» LISTED RECORDS
#####

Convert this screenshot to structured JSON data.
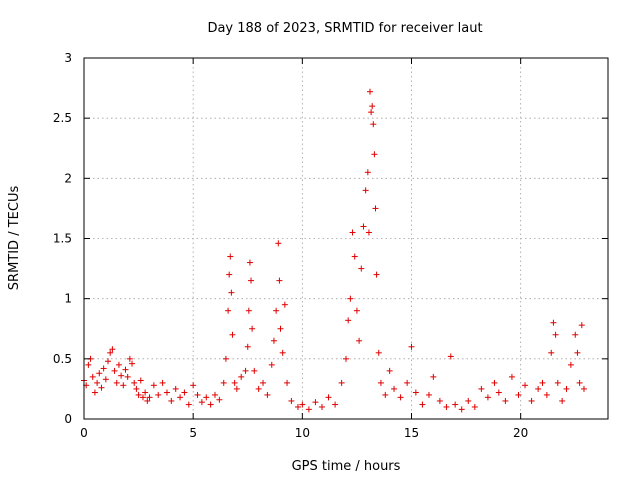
{
  "chart_data": {
    "type": "scatter",
    "title": "Day 188 of 2023, SRMTID for receiver laut",
    "xlabel": "GPS time / hours",
    "ylabel": "SRMTID / TECUs",
    "xlim": [
      0,
      24
    ],
    "ylim": [
      0,
      3
    ],
    "xticks": [
      0,
      5,
      10,
      15,
      20
    ],
    "xtick_labels": [
      "0",
      "5",
      "10",
      "15",
      "20"
    ],
    "yticks": [
      0,
      0.5,
      1,
      1.5,
      2,
      2.5,
      3
    ],
    "ytick_labels": [
      "0",
      "0.5",
      "1",
      "1.5",
      "2",
      "2.5",
      "3"
    ],
    "grid": true,
    "marker": "plus",
    "series": [
      {
        "name": "SRMTID",
        "color": "#e00000",
        "points": [
          [
            0.0,
            0.32
          ],
          [
            0.1,
            0.28
          ],
          [
            0.2,
            0.45
          ],
          [
            0.3,
            0.5
          ],
          [
            0.4,
            0.35
          ],
          [
            0.5,
            0.22
          ],
          [
            0.6,
            0.3
          ],
          [
            0.7,
            0.38
          ],
          [
            0.8,
            0.26
          ],
          [
            0.9,
            0.42
          ],
          [
            1.0,
            0.33
          ],
          [
            1.1,
            0.48
          ],
          [
            1.2,
            0.55
          ],
          [
            1.3,
            0.58
          ],
          [
            1.4,
            0.4
          ],
          [
            1.5,
            0.3
          ],
          [
            1.6,
            0.45
          ],
          [
            1.7,
            0.36
          ],
          [
            1.8,
            0.28
          ],
          [
            1.9,
            0.41
          ],
          [
            2.0,
            0.35
          ],
          [
            2.1,
            0.5
          ],
          [
            2.2,
            0.46
          ],
          [
            2.3,
            0.3
          ],
          [
            2.4,
            0.25
          ],
          [
            2.5,
            0.2
          ],
          [
            2.6,
            0.32
          ],
          [
            2.7,
            0.18
          ],
          [
            2.8,
            0.22
          ],
          [
            2.9,
            0.15
          ],
          [
            3.0,
            0.18
          ],
          [
            3.2,
            0.28
          ],
          [
            3.4,
            0.2
          ],
          [
            3.6,
            0.3
          ],
          [
            3.8,
            0.22
          ],
          [
            4.0,
            0.15
          ],
          [
            4.2,
            0.25
          ],
          [
            4.4,
            0.18
          ],
          [
            4.6,
            0.22
          ],
          [
            4.8,
            0.12
          ],
          [
            5.0,
            0.28
          ],
          [
            5.2,
            0.2
          ],
          [
            5.4,
            0.14
          ],
          [
            5.6,
            0.18
          ],
          [
            5.8,
            0.12
          ],
          [
            6.0,
            0.2
          ],
          [
            6.2,
            0.16
          ],
          [
            6.4,
            0.3
          ],
          [
            6.5,
            0.5
          ],
          [
            6.6,
            0.9
          ],
          [
            6.65,
            1.2
          ],
          [
            6.7,
            1.35
          ],
          [
            6.75,
            1.05
          ],
          [
            6.8,
            0.7
          ],
          [
            6.9,
            0.3
          ],
          [
            7.0,
            0.25
          ],
          [
            7.2,
            0.35
          ],
          [
            7.4,
            0.4
          ],
          [
            7.5,
            0.6
          ],
          [
            7.55,
            0.9
          ],
          [
            7.6,
            1.3
          ],
          [
            7.65,
            1.15
          ],
          [
            7.7,
            0.75
          ],
          [
            7.8,
            0.4
          ],
          [
            8.0,
            0.25
          ],
          [
            8.2,
            0.3
          ],
          [
            8.4,
            0.2
          ],
          [
            8.6,
            0.45
          ],
          [
            8.7,
            0.65
          ],
          [
            8.8,
            0.9
          ],
          [
            8.9,
            1.46
          ],
          [
            8.95,
            1.15
          ],
          [
            9.0,
            0.75
          ],
          [
            9.1,
            0.55
          ],
          [
            9.2,
            0.95
          ],
          [
            9.3,
            0.3
          ],
          [
            9.5,
            0.15
          ],
          [
            9.8,
            0.1
          ],
          [
            10.0,
            0.12
          ],
          [
            10.3,
            0.08
          ],
          [
            10.6,
            0.14
          ],
          [
            10.9,
            0.1
          ],
          [
            11.2,
            0.18
          ],
          [
            11.5,
            0.12
          ],
          [
            11.8,
            0.3
          ],
          [
            12.0,
            0.5
          ],
          [
            12.1,
            0.82
          ],
          [
            12.2,
            1.0
          ],
          [
            12.3,
            1.55
          ],
          [
            12.4,
            1.35
          ],
          [
            12.5,
            0.9
          ],
          [
            12.6,
            0.65
          ],
          [
            12.7,
            1.25
          ],
          [
            12.8,
            1.6
          ],
          [
            12.9,
            1.9
          ],
          [
            13.0,
            2.05
          ],
          [
            13.05,
            1.55
          ],
          [
            13.1,
            2.72
          ],
          [
            13.15,
            2.55
          ],
          [
            13.2,
            2.6
          ],
          [
            13.25,
            2.45
          ],
          [
            13.3,
            2.2
          ],
          [
            13.35,
            1.75
          ],
          [
            13.4,
            1.2
          ],
          [
            13.5,
            0.55
          ],
          [
            13.6,
            0.3
          ],
          [
            13.8,
            0.2
          ],
          [
            14.0,
            0.4
          ],
          [
            14.2,
            0.25
          ],
          [
            14.5,
            0.18
          ],
          [
            14.8,
            0.3
          ],
          [
            15.0,
            0.6
          ],
          [
            15.2,
            0.22
          ],
          [
            15.5,
            0.12
          ],
          [
            15.8,
            0.2
          ],
          [
            16.0,
            0.35
          ],
          [
            16.3,
            0.15
          ],
          [
            16.6,
            0.1
          ],
          [
            16.8,
            0.52
          ],
          [
            17.0,
            0.12
          ],
          [
            17.3,
            0.08
          ],
          [
            17.6,
            0.15
          ],
          [
            17.9,
            0.1
          ],
          [
            18.2,
            0.25
          ],
          [
            18.5,
            0.18
          ],
          [
            18.8,
            0.3
          ],
          [
            19.0,
            0.22
          ],
          [
            19.3,
            0.15
          ],
          [
            19.6,
            0.35
          ],
          [
            19.9,
            0.2
          ],
          [
            20.2,
            0.28
          ],
          [
            20.5,
            0.15
          ],
          [
            20.8,
            0.25
          ],
          [
            21.0,
            0.3
          ],
          [
            21.2,
            0.2
          ],
          [
            21.4,
            0.55
          ],
          [
            21.5,
            0.8
          ],
          [
            21.6,
            0.7
          ],
          [
            21.7,
            0.3
          ],
          [
            21.9,
            0.15
          ],
          [
            22.1,
            0.25
          ],
          [
            22.3,
            0.45
          ],
          [
            22.5,
            0.7
          ],
          [
            22.6,
            0.55
          ],
          [
            22.7,
            0.3
          ],
          [
            22.8,
            0.78
          ],
          [
            22.9,
            0.25
          ]
        ]
      }
    ]
  }
}
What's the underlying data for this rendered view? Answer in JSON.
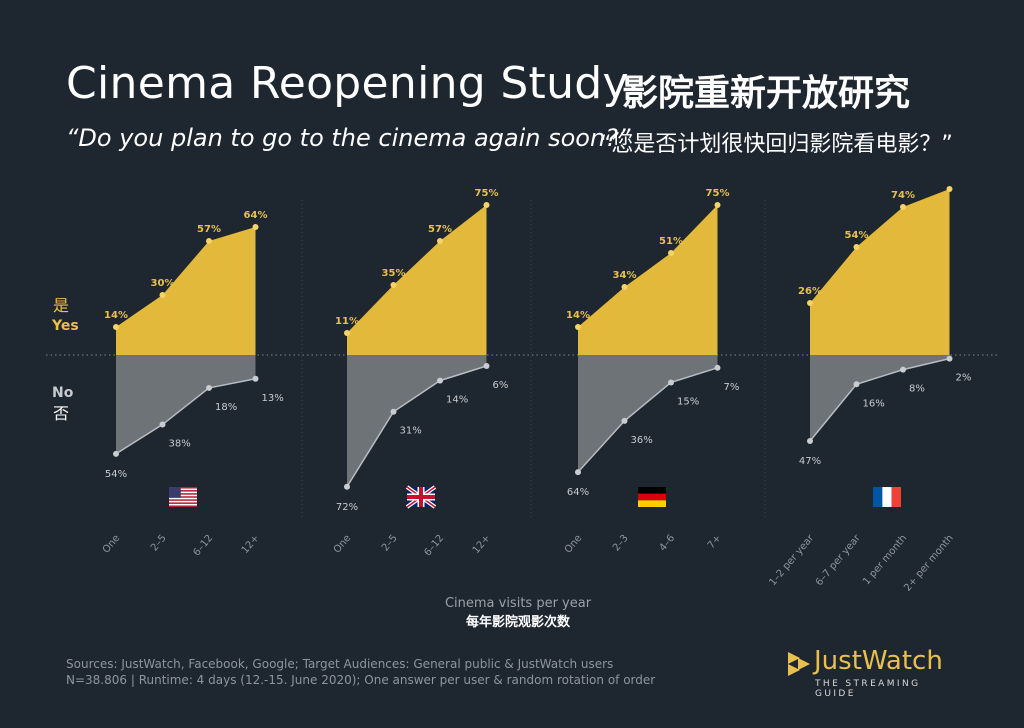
{
  "header": {
    "title_en": "Cinema Reopening Study",
    "title_zh": "影院重新开放研究",
    "question_en": "“Do you plan to go to the cinema again soon?”",
    "question_zh": "“您是否计划很快回归影院看电影？”"
  },
  "chart_data": {
    "type": "area",
    "title": "Cinema Reopening Study",
    "legend": {
      "yes_zh": "是",
      "yes_en": "Yes",
      "no_en": "No",
      "no_zh": "否"
    },
    "xlabel_en": "Cinema visits per year",
    "xlabel_zh": "每年影院观影次数",
    "colors": {
      "yes": "#e2b93b",
      "no": "#6e7378",
      "yes_label": "#e8c14a",
      "no_label": "#c8cbce",
      "background": "#1e2630"
    },
    "panels": [
      {
        "country": "United States",
        "flag": "us-flag",
        "categories": [
          "One",
          "2–5",
          "6–12",
          "12+"
        ],
        "series": [
          {
            "name": "Yes",
            "values": [
              14,
              30,
              57,
              64
            ]
          },
          {
            "name": "No",
            "values": [
              54,
              38,
              18,
              13
            ]
          }
        ]
      },
      {
        "country": "United Kingdom",
        "flag": "uk-flag",
        "categories": [
          "One",
          "2–5",
          "6–12",
          "12+"
        ],
        "series": [
          {
            "name": "Yes",
            "values": [
              11,
              35,
              57,
              75
            ]
          },
          {
            "name": "No",
            "values": [
              72,
              31,
              14,
              6
            ]
          }
        ]
      },
      {
        "country": "Germany",
        "flag": "de-flag",
        "categories": [
          "One",
          "2–3",
          "4–6",
          "7+"
        ],
        "series": [
          {
            "name": "Yes",
            "values": [
              14,
              34,
              51,
              75
            ]
          },
          {
            "name": "No",
            "values": [
              64,
              36,
              15,
              7
            ]
          }
        ]
      },
      {
        "country": "France",
        "flag": "fr-flag",
        "categories": [
          "1–2 per year",
          "6–7 per year",
          "1 per month",
          "2+ per month"
        ],
        "series": [
          {
            "name": "Yes",
            "values": [
              26,
              54,
              74,
              83
            ]
          },
          {
            "name": "No",
            "values": [
              47,
              16,
              8,
              2
            ]
          }
        ],
        "label_mask": [
          true,
          true,
          true,
          false
        ]
      }
    ]
  },
  "footer": {
    "line1": "Sources: JustWatch, Facebook, Google; Target Audiences: General public & JustWatch users",
    "line2": "N=38.806 | Runtime: 4 days (12.-15. June 2020); One answer per user & random rotation of order"
  },
  "brand": {
    "name": "JustWatch",
    "tagline": "THE STREAMING GUIDE",
    "icon": "play-triangles-icon"
  }
}
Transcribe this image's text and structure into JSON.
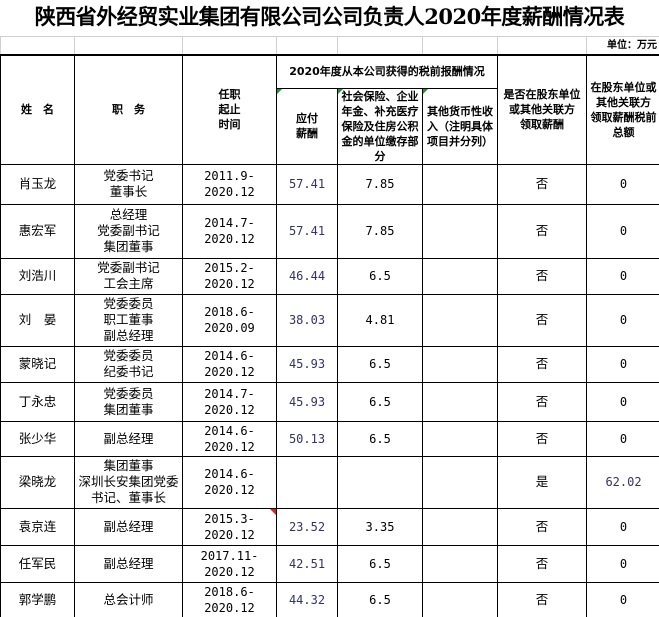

#####

» WORK TO COMPLETE
Note every line above where the string "Study" shows up, and copy those lines.

» RESULT
    "title_en": "Cinema Reopening Study",
    "title": "Cinema Reopening Study",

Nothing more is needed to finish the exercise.